--- start ---

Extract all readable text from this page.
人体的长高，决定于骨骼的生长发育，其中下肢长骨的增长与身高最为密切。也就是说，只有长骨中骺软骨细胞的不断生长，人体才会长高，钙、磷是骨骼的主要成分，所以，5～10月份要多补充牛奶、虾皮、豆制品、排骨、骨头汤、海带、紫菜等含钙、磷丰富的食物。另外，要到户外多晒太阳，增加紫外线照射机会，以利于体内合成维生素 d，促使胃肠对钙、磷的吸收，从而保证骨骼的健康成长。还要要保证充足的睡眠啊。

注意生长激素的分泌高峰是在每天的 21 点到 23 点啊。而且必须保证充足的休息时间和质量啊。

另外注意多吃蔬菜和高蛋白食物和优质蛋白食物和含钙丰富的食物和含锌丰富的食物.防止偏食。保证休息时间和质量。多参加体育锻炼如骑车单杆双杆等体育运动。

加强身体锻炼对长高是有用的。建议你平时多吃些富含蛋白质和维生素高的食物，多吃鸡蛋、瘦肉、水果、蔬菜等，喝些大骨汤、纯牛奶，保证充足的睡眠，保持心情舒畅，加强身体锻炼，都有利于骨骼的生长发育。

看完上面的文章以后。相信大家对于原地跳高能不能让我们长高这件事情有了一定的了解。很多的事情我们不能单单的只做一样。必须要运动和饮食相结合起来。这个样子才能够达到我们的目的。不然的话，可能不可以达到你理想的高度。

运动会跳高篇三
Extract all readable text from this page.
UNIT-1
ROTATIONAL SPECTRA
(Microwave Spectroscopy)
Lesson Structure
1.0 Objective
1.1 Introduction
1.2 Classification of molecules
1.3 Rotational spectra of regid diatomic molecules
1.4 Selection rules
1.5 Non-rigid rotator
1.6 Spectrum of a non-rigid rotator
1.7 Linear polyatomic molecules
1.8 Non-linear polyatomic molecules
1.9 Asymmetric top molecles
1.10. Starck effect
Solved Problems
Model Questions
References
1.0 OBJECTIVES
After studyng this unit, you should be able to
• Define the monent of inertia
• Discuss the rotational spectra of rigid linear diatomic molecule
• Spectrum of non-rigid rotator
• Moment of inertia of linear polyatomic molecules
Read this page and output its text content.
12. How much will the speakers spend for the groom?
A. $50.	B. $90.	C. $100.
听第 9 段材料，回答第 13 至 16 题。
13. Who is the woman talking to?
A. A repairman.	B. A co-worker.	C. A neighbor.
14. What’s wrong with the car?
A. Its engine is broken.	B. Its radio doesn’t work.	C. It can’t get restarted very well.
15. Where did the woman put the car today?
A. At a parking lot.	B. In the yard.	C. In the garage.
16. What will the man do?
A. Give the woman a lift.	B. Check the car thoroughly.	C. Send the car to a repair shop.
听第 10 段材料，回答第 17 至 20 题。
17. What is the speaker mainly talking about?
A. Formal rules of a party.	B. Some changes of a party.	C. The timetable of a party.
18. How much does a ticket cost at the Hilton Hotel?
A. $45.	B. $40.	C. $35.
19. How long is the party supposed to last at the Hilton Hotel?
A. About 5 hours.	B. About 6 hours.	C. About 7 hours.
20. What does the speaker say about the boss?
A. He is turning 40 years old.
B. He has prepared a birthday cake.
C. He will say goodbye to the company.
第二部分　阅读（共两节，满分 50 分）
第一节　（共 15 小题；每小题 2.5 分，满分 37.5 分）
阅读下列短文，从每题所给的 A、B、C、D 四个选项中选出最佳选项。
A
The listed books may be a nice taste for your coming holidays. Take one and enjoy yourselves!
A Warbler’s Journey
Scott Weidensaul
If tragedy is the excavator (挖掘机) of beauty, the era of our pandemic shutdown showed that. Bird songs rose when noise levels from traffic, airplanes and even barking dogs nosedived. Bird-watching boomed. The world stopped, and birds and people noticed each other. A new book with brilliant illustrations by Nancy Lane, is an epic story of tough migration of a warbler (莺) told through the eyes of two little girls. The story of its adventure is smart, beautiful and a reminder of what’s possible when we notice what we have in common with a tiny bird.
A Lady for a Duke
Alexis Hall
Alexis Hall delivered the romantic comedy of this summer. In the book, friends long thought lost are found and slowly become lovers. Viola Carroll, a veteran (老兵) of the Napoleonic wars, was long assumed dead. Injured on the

--- end ---

### Job
Find every line above that contains the word "rigid", and return each one.

### Response to this exercise
1.5 Non-rigid rotator
1.6 Spectrum of a non-rigid rotator
• Discuss the rotational spectra of rigid linear diatomic molecule
• Spectrum of non-rigid rotator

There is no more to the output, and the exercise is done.